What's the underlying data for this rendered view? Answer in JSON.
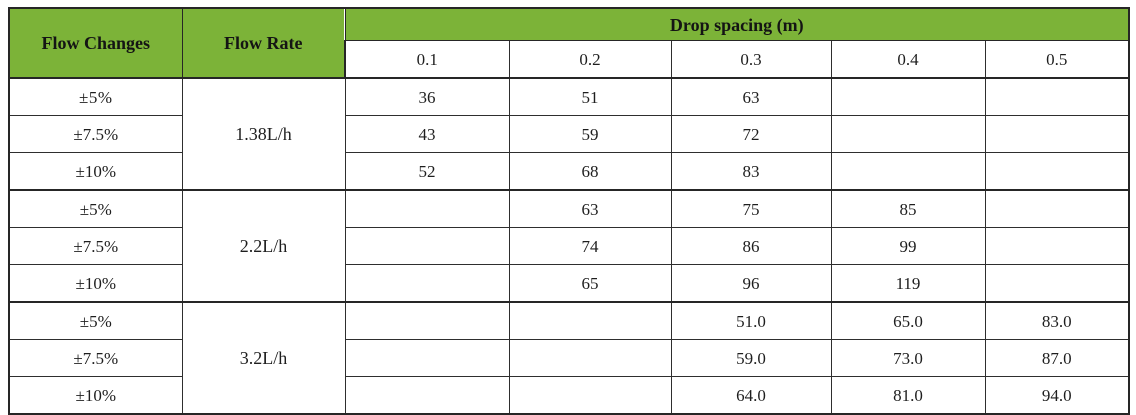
{
  "colors": {
    "header_green": "#7cb338",
    "border": "#2e2e2e",
    "text": "#1e1e1e"
  },
  "table": {
    "header": {
      "flow_changes": "Flow Changes",
      "flow_rate": "Flow Rate",
      "drop_spacing": "Drop spacing (m)",
      "spacing_columns": {
        "c1": "0.1",
        "c2": "0.2",
        "c3": "0.3",
        "c4": "0.4",
        "c5": "0.5"
      }
    },
    "groups": [
      {
        "flow_rate": "1.38L/h",
        "rows": [
          {
            "flow_change": "±5%",
            "values": [
              "36",
              "51",
              "63",
              "",
              ""
            ]
          },
          {
            "flow_change": "±7.5%",
            "values": [
              "43",
              "59",
              "72",
              "",
              ""
            ]
          },
          {
            "flow_change": "±10%",
            "values": [
              "52",
              "68",
              "83",
              "",
              ""
            ]
          }
        ]
      },
      {
        "flow_rate": "2.2L/h",
        "rows": [
          {
            "flow_change": "±5%",
            "values": [
              "",
              "63",
              "75",
              "85",
              ""
            ]
          },
          {
            "flow_change": "±7.5%",
            "values": [
              "",
              "74",
              "86",
              "99",
              ""
            ]
          },
          {
            "flow_change": "±10%",
            "values": [
              "",
              "65",
              "96",
              "119",
              ""
            ]
          }
        ]
      },
      {
        "flow_rate": "3.2L/h",
        "rows": [
          {
            "flow_change": "±5%",
            "values": [
              "",
              "",
              "51.0",
              "65.0",
              "83.0"
            ]
          },
          {
            "flow_change": "±7.5%",
            "values": [
              "",
              "",
              "59.0",
              "73.0",
              "87.0"
            ]
          },
          {
            "flow_change": "±10%",
            "values": [
              "",
              "",
              "64.0",
              "81.0",
              "94.0"
            ]
          }
        ]
      }
    ]
  },
  "chart_data": {
    "type": "table",
    "title": "Drop spacing (m)",
    "row_header_labels": [
      "Flow Changes",
      "Flow Rate"
    ],
    "categories": [
      "0.1",
      "0.2",
      "0.3",
      "0.4",
      "0.5"
    ],
    "series": [
      {
        "name": "1.38L/h ±5%",
        "values": [
          36,
          51,
          63,
          null,
          null
        ]
      },
      {
        "name": "1.38L/h ±7.5%",
        "values": [
          43,
          59,
          72,
          null,
          null
        ]
      },
      {
        "name": "1.38L/h ±10%",
        "values": [
          52,
          68,
          83,
          null,
          null
        ]
      },
      {
        "name": "2.2L/h ±5%",
        "values": [
          null,
          63,
          75,
          85,
          null
        ]
      },
      {
        "name": "2.2L/h ±7.5%",
        "values": [
          null,
          74,
          86,
          99,
          null
        ]
      },
      {
        "name": "2.2L/h ±10%",
        "values": [
          null,
          65,
          96,
          119,
          null
        ]
      },
      {
        "name": "3.2L/h ±5%",
        "values": [
          null,
          null,
          51.0,
          65.0,
          83.0
        ]
      },
      {
        "name": "3.2L/h ±7.5%",
        "values": [
          null,
          null,
          59.0,
          73.0,
          87.0
        ]
      },
      {
        "name": "3.2L/h ±10%",
        "values": [
          null,
          null,
          64.0,
          81.0,
          94.0
        ]
      }
    ]
  }
}
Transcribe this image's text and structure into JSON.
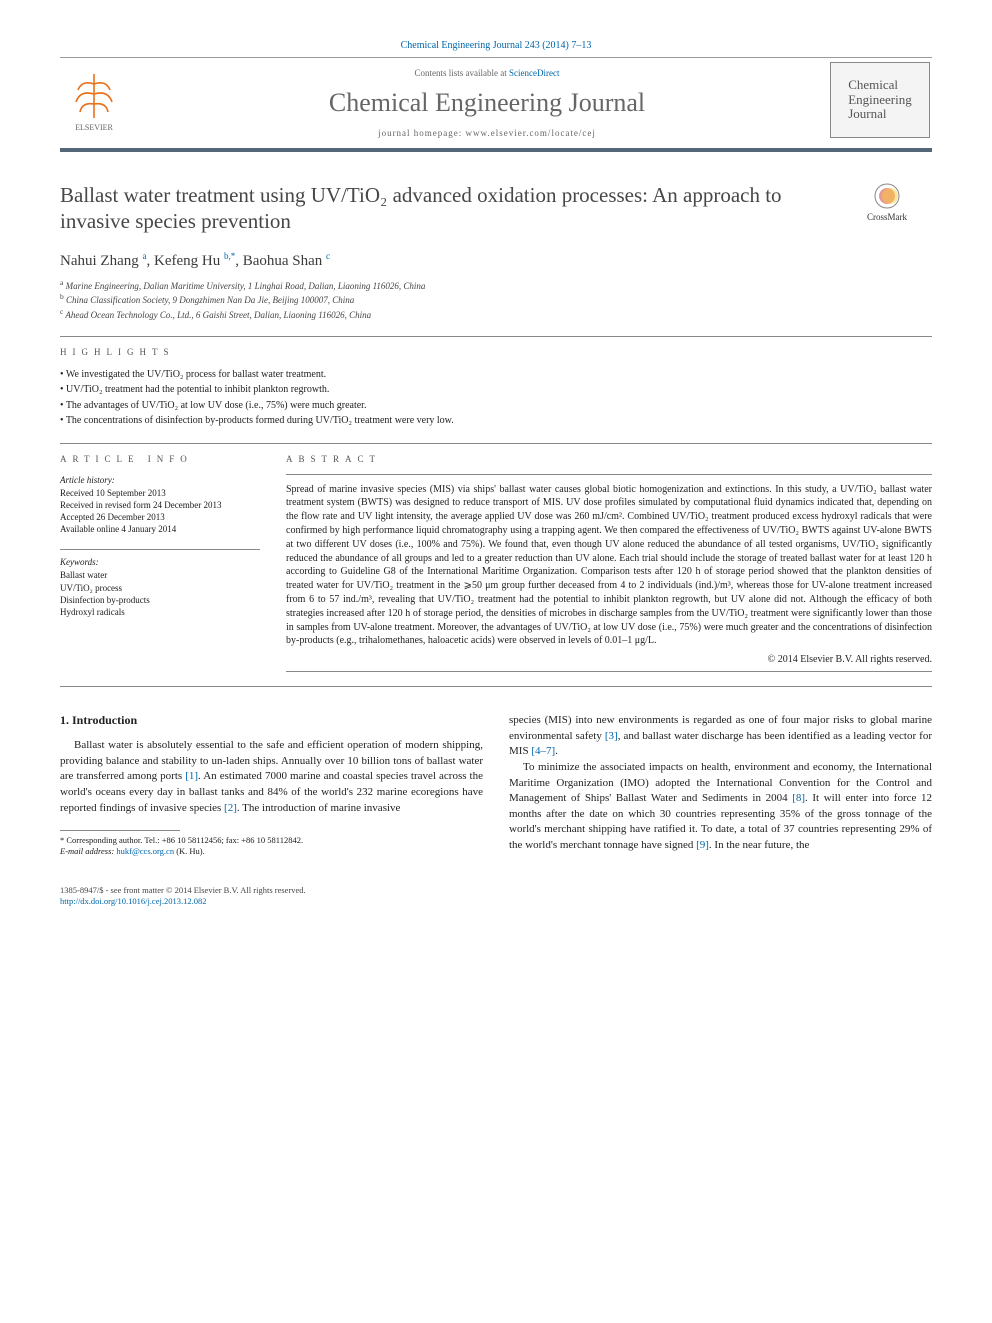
{
  "citation": "Chemical Engineering Journal 243 (2014) 7–13",
  "masthead": {
    "contents_line_pre": "Contents lists available at ",
    "contents_line_link": "ScienceDirect",
    "journal": "Chemical Engineering Journal",
    "homepage": "journal homepage: www.elsevier.com/locate/cej",
    "cover_text": "Chemical\nEngineering\nJournal"
  },
  "title": "Ballast water treatment using UV/TiO₂ advanced oxidation processes: An approach to invasive species prevention",
  "crossmark_label": "CrossMark",
  "authors_html": "Nahui Zhang <sup>a</sup>, Kefeng Hu <sup>b,*</sup>, Baohua Shan <sup>c</sup>",
  "affiliations": [
    "a Marine Engineering, Dalian Maritime University, 1 Linghai Road, Dalian, Liaoning 116026, China",
    "b China Classification Society, 9 Dongzhimen Nan Da Jie, Beijing 100007, China",
    "c Ahead Ocean Technology Co., Ltd., 6 Gaishi Street, Dalian, Liaoning 116026, China"
  ],
  "highlights_label": "highlights",
  "highlights": [
    "We investigated the UV/TiO₂ process for ballast water treatment.",
    "UV/TiO₂ treatment had the potential to inhibit plankton regrowth.",
    "The advantages of UV/TiO₂ at low UV dose (i.e., 75%) were much greater.",
    "The concentrations of disinfection by-products formed during UV/TiO₂ treatment were very low."
  ],
  "article_info_label": "article info",
  "abstract_label": "abstract",
  "history_head": "Article history:",
  "history": [
    "Received 10 September 2013",
    "Received in revised form 24 December 2013",
    "Accepted 26 December 2013",
    "Available online 4 January 2014"
  ],
  "keywords_head": "Keywords:",
  "keywords": [
    "Ballast water",
    "UV/TiO₂ process",
    "Disinfection by-products",
    "Hydroxyl radicals"
  ],
  "abstract": "Spread of marine invasive species (MIS) via ships' ballast water causes global biotic homogenization and extinctions. In this study, a UV/TiO₂ ballast water treatment system (BWTS) was designed to reduce transport of MIS. UV dose profiles simulated by computational fluid dynamics indicated that, depending on the flow rate and UV light intensity, the average applied UV dose was 260 mJ/cm². Combined UV/TiO₂ treatment produced excess hydroxyl radicals that were confirmed by high performance liquid chromatography using a trapping agent. We then compared the effectiveness of UV/TiO₂ BWTS against UV-alone BWTS at two different UV doses (i.e., 100% and 75%). We found that, even though UV alone reduced the abundance of all tested organisms, UV/TiO₂ significantly reduced the abundance of all groups and led to a greater reduction than UV alone. Each trial should include the storage of treated ballast water for at least 120 h according to Guideline G8 of the International Maritime Organization. Comparison tests after 120 h of storage period showed that the plankton densities of treated water for UV/TiO₂ treatment in the ⩾50 μm group further deceased from 4 to 2 individuals (ind.)/m³, whereas those for UV-alone treatment increased from 6 to 57 ind./m³, revealing that UV/TiO₂ treatment had the potential to inhibit plankton regrowth, but UV alone did not. Although the efficacy of both strategies increased after 120 h of storage period, the densities of microbes in discharge samples from the UV/TiO₂ treatment were significantly lower than those in samples from UV-alone treatment. Moreover, the advantages of UV/TiO₂ at low UV dose (i.e., 75%) were much greater and the concentrations of disinfection by-products (e.g., trihalomethanes, haloacetic acids) were observed in levels of 0.01–1 μg/L.",
  "copyright": "© 2014 Elsevier B.V. All rights reserved.",
  "intro_heading": "1. Introduction",
  "intro_p1_pre": "Ballast water is absolutely essential to the safe and efficient operation of modern shipping, providing balance and stability to un-laden ships. Annually over 10 billion tons of ballast water are transferred among ports ",
  "intro_p1_c1": "[1]",
  "intro_p1_mid": ". An estimated 7000 marine and coastal species travel across the world's oceans every day in ballast tanks and 84% of the world's 232 marine ecoregions have reported findings of invasive species ",
  "intro_p1_c2": "[2]",
  "intro_p1_post": ". The introduction of marine invasive",
  "intro_p2_pre": "species (MIS) into new environments is regarded as one of four major risks to global marine environmental safety ",
  "intro_p2_c1": "[3]",
  "intro_p2_mid": ", and ballast water discharge has been identified as a leading vector for MIS ",
  "intro_p2_c2": "[4–7]",
  "intro_p2_post": ".",
  "intro_p3_pre": "To minimize the associated impacts on health, environment and economy, the International Maritime Organization (IMO) adopted the International Convention for the Control and Management of Ships' Ballast Water and Sediments in 2004 ",
  "intro_p3_c1": "[8]",
  "intro_p3_mid": ". It will enter into force 12 months after the date on which 30 countries representing 35% of the gross tonnage of the world's merchant shipping have ratified it. To date, a total of 37 countries representing 29% of the world's merchant tonnage have signed ",
  "intro_p3_c2": "[9]",
  "intro_p3_post": ". In the near future, the",
  "corr_note": "* Corresponding author. Tel.: +86 10 58112456; fax: +86 10 58112842.",
  "corr_email_label": "E-mail address:",
  "corr_email": "hukf@ccs.org.cn",
  "corr_email_tail": " (K. Hu).",
  "footer_line1": "1385-8947/$ - see front matter © 2014 Elsevier B.V. All rights reserved.",
  "footer_doi": "http://dx.doi.org/10.1016/j.cej.2013.12.082",
  "colors": {
    "link": "#0066aa",
    "rule": "#556677",
    "gray_text": "#666666",
    "body": "#222222"
  }
}
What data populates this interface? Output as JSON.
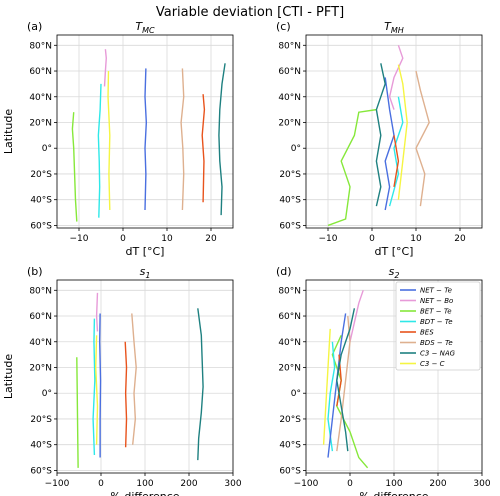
{
  "figure": {
    "suptitle": "Variable deviation [CTI - PFT]"
  },
  "legend": [
    {
      "label": "NET − Te",
      "color": "#4a6fe0"
    },
    {
      "label": "NET − Bo",
      "color": "#e79ad8"
    },
    {
      "label": "BET − Te",
      "color": "#86e83a"
    },
    {
      "label": "BDT − Te",
      "color": "#2ee8e8"
    },
    {
      "label": "BES",
      "color": "#e8531c"
    },
    {
      "label": "BDS − Te",
      "color": "#deb08f"
    },
    {
      "label": "C3 − NAG",
      "color": "#1e8080"
    },
    {
      "label": "C3 − C",
      "color": "#f5f542"
    }
  ],
  "chart_data": [
    {
      "type": "line",
      "panel": "(a)",
      "title": "T",
      "title_sub": "MC",
      "xlabel": "dT [°C]",
      "ylabel": "Latitude",
      "xlim": [
        -15,
        25
      ],
      "ylim": [
        -62,
        88
      ],
      "xticks": [
        -10,
        0,
        10,
        20
      ],
      "xtick_labels": [
        "−10",
        "0",
        "10",
        "20"
      ],
      "yticks": [
        -60,
        -40,
        -20,
        0,
        20,
        40,
        60,
        80
      ],
      "ytick_labels": [
        "60°S",
        "40°S",
        "20°S",
        "0°",
        "20°N",
        "40°N",
        "60°N",
        "80°N"
      ],
      "grid": true,
      "series": [
        {
          "color": "#86e83a",
          "values": [
            [
              -10.5,
              -57
            ],
            [
              -10.8,
              -40
            ],
            [
              -11,
              -20
            ],
            [
              -11.2,
              0
            ],
            [
              -11.5,
              15
            ],
            [
              -11.2,
              28
            ]
          ]
        },
        {
          "color": "#e79ad8",
          "values": [
            [
              -4.2,
              48
            ],
            [
              -4.0,
              60
            ],
            [
              -3.8,
              70
            ],
            [
              -4.0,
              77
            ]
          ]
        },
        {
          "color": "#2ee8e8",
          "values": [
            [
              -5.5,
              -54
            ],
            [
              -5.3,
              -30
            ],
            [
              -5.4,
              -10
            ],
            [
              -5.6,
              10
            ],
            [
              -5.2,
              30
            ],
            [
              -5.0,
              50
            ]
          ]
        },
        {
          "color": "#f5f542",
          "values": [
            [
              -3.0,
              -48
            ],
            [
              -3.2,
              -20
            ],
            [
              -3.0,
              10
            ],
            [
              -3.4,
              40
            ],
            [
              -3.3,
              60
            ]
          ]
        },
        {
          "color": "#4a6fe0",
          "values": [
            [
              5.2,
              62
            ],
            [
              5.0,
              40
            ],
            [
              5.3,
              20
            ],
            [
              5.0,
              0
            ],
            [
              5.2,
              -20
            ],
            [
              5.0,
              -48
            ]
          ]
        },
        {
          "color": "#deb08f",
          "values": [
            [
              13.5,
              62
            ],
            [
              13.8,
              40
            ],
            [
              13.2,
              20
            ],
            [
              13.6,
              0
            ],
            [
              13.8,
              -20
            ],
            [
              13.5,
              -48
            ]
          ]
        },
        {
          "color": "#e8531c",
          "values": [
            [
              18.2,
              42
            ],
            [
              18.5,
              30
            ],
            [
              18.0,
              10
            ],
            [
              18.4,
              -10
            ],
            [
              18.2,
              -42
            ]
          ]
        },
        {
          "color": "#1e8080",
          "values": [
            [
              23.2,
              66
            ],
            [
              22.5,
              50
            ],
            [
              22.0,
              30
            ],
            [
              21.8,
              10
            ],
            [
              22.0,
              -10
            ],
            [
              22.5,
              -30
            ],
            [
              22.3,
              -52
            ]
          ]
        }
      ]
    },
    {
      "type": "line",
      "panel": "(c)",
      "title": "T",
      "title_sub": "MH",
      "xlabel": "dT [°C]",
      "ylabel": "",
      "xlim": [
        -15,
        25
      ],
      "ylim": [
        -62,
        88
      ],
      "xticks": [
        -10,
        0,
        10,
        20
      ],
      "xtick_labels": [
        "−10",
        "0",
        "10",
        "20"
      ],
      "yticks": [
        -60,
        -40,
        -20,
        0,
        20,
        40,
        60,
        80
      ],
      "ytick_labels": [
        "60°S",
        "40°S",
        "20°S",
        "0°",
        "20°N",
        "40°N",
        "60°N",
        "80°N"
      ],
      "grid": true,
      "series": [
        {
          "color": "#86e83a",
          "values": [
            [
              -10,
              -60
            ],
            [
              -6,
              -55
            ],
            [
              -5,
              -30
            ],
            [
              -7,
              -10
            ],
            [
              -4,
              10
            ],
            [
              -3,
              28
            ],
            [
              1,
              30
            ]
          ]
        },
        {
          "color": "#e79ad8",
          "values": [
            [
              6,
              80
            ],
            [
              7,
              70
            ],
            [
              5,
              55
            ],
            [
              4,
              40
            ],
            [
              5,
              30
            ]
          ]
        },
        {
          "color": "#2ee8e8",
          "values": [
            [
              4,
              -45
            ],
            [
              6,
              -20
            ],
            [
              5,
              0
            ],
            [
              7,
              20
            ],
            [
              6,
              40
            ]
          ]
        },
        {
          "color": "#f5f542",
          "values": [
            [
              6,
              -40
            ],
            [
              7,
              -10
            ],
            [
              8,
              20
            ],
            [
              7,
              50
            ],
            [
              6,
              65
            ]
          ]
        },
        {
          "color": "#4a6fe0",
          "values": [
            [
              3,
              -48
            ],
            [
              4,
              -30
            ],
            [
              3,
              -10
            ],
            [
              5,
              10
            ],
            [
              4,
              30
            ],
            [
              3,
              55
            ]
          ]
        },
        {
          "color": "#deb08f",
          "values": [
            [
              11,
              -45
            ],
            [
              12,
              -20
            ],
            [
              10,
              0
            ],
            [
              13,
              20
            ],
            [
              11,
              45
            ],
            [
              10,
              60
            ]
          ]
        },
        {
          "color": "#e8531c",
          "values": [
            [
              5,
              -30
            ],
            [
              6,
              -10
            ],
            [
              5,
              10
            ]
          ]
        },
        {
          "color": "#1e8080",
          "values": [
            [
              2,
              66
            ],
            [
              3,
              50
            ],
            [
              1,
              30
            ],
            [
              2,
              10
            ],
            [
              1,
              -10
            ],
            [
              2,
              -30
            ],
            [
              1,
              -45
            ]
          ]
        }
      ]
    },
    {
      "type": "line",
      "panel": "(b)",
      "title": "s",
      "title_sub": "1",
      "xlabel": "% difference",
      "ylabel": "Latitude",
      "xlim": [
        -100,
        300
      ],
      "ylim": [
        -62,
        88
      ],
      "xticks": [
        -100,
        0,
        100,
        200,
        300
      ],
      "xtick_labels": [
        "−100",
        "0",
        "100",
        "200",
        "300"
      ],
      "yticks": [
        -60,
        -40,
        -20,
        0,
        20,
        40,
        60,
        80
      ],
      "ytick_labels": [
        "60°S",
        "40°S",
        "20°S",
        "0°",
        "20°N",
        "40°N",
        "60°N",
        "80°N"
      ],
      "grid": true,
      "series": [
        {
          "color": "#86e83a",
          "values": [
            [
              -52,
              -58
            ],
            [
              -53,
              -30
            ],
            [
              -54,
              0
            ],
            [
              -55,
              28
            ]
          ]
        },
        {
          "color": "#e79ad8",
          "values": [
            [
              -8,
              78
            ],
            [
              -10,
              60
            ],
            [
              -8,
              48
            ]
          ]
        },
        {
          "color": "#2ee8e8",
          "values": [
            [
              -15,
              -48
            ],
            [
              -18,
              -20
            ],
            [
              -14,
              10
            ],
            [
              -16,
              40
            ],
            [
              -15,
              58
            ]
          ]
        },
        {
          "color": "#f5f542",
          "values": [
            [
              -10,
              -40
            ],
            [
              -8,
              -10
            ],
            [
              -12,
              20
            ],
            [
              -10,
              45
            ]
          ]
        },
        {
          "color": "#4a6fe0",
          "values": [
            [
              -2,
              62
            ],
            [
              -3,
              40
            ],
            [
              -1,
              10
            ],
            [
              -2,
              -20
            ],
            [
              -2,
              -50
            ]
          ]
        },
        {
          "color": "#deb08f",
          "values": [
            [
              70,
              62
            ],
            [
              75,
              40
            ],
            [
              80,
              20
            ],
            [
              75,
              0
            ],
            [
              78,
              -20
            ],
            [
              72,
              -40
            ]
          ]
        },
        {
          "color": "#e8531c",
          "values": [
            [
              55,
              40
            ],
            [
              58,
              20
            ],
            [
              56,
              0
            ],
            [
              58,
              -20
            ],
            [
              56,
              -42
            ]
          ]
        },
        {
          "color": "#1e8080",
          "values": [
            [
              220,
              66
            ],
            [
              228,
              45
            ],
            [
              230,
              25
            ],
            [
              232,
              5
            ],
            [
              228,
              -15
            ],
            [
              222,
              -35
            ],
            [
              220,
              -52
            ]
          ]
        }
      ]
    },
    {
      "type": "line",
      "panel": "(d)",
      "title": "s",
      "title_sub": "2",
      "xlabel": "% difference",
      "ylabel": "",
      "xlim": [
        -100,
        300
      ],
      "ylim": [
        -62,
        88
      ],
      "xticks": [
        -100,
        0,
        100,
        200,
        300
      ],
      "xtick_labels": [
        "−100",
        "0",
        "100",
        "200",
        "300"
      ],
      "yticks": [
        -60,
        -40,
        -20,
        0,
        20,
        40,
        60,
        80
      ],
      "ytick_labels": [
        "60°S",
        "40°S",
        "20°S",
        "0°",
        "20°N",
        "40°N",
        "60°N",
        "80°N"
      ],
      "grid": true,
      "series": [
        {
          "color": "#86e83a",
          "values": [
            [
              40,
              -58
            ],
            [
              20,
              -50
            ],
            [
              0,
              -30
            ],
            [
              -30,
              -10
            ],
            [
              -20,
              10
            ],
            [
              -40,
              30
            ],
            [
              -20,
              45
            ]
          ]
        },
        {
          "color": "#e79ad8",
          "values": [
            [
              30,
              80
            ],
            [
              20,
              70
            ],
            [
              10,
              55
            ],
            [
              0,
              40
            ]
          ]
        },
        {
          "color": "#2ee8e8",
          "values": [
            [
              -40,
              -45
            ],
            [
              -50,
              -20
            ],
            [
              -45,
              0
            ],
            [
              -35,
              20
            ],
            [
              -40,
              40
            ]
          ]
        },
        {
          "color": "#f5f542",
          "values": [
            [
              -60,
              -40
            ],
            [
              -55,
              -10
            ],
            [
              -50,
              20
            ],
            [
              -45,
              50
            ]
          ]
        },
        {
          "color": "#4a6fe0",
          "values": [
            [
              -50,
              -50
            ],
            [
              -40,
              -20
            ],
            [
              -30,
              10
            ],
            [
              -20,
              40
            ],
            [
              -10,
              62
            ]
          ]
        },
        {
          "color": "#deb08f",
          "values": [
            [
              -30,
              -45
            ],
            [
              -20,
              -20
            ],
            [
              -10,
              10
            ],
            [
              0,
              40
            ],
            [
              -5,
              60
            ]
          ]
        },
        {
          "color": "#e8531c",
          "values": [
            [
              -30,
              -10
            ],
            [
              -20,
              10
            ],
            [
              -25,
              30
            ]
          ]
        },
        {
          "color": "#1e8080",
          "values": [
            [
              10,
              66
            ],
            [
              0,
              50
            ],
            [
              -20,
              30
            ],
            [
              -30,
              10
            ],
            [
              -20,
              -10
            ],
            [
              -10,
              -30
            ],
            [
              -5,
              -45
            ]
          ]
        }
      ]
    }
  ]
}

:::::

■ REQUIREMENT
Which lines contain the word "Chemical"? Copy each one.

■ COMPLETE RESPONSE
  "citation": "Chemical Engineering Journal 243 (2014) 7–13",
    "journal": "Chemical Engineering Journal",
    "cover_text": "Chemical\nEngineering\nJournal"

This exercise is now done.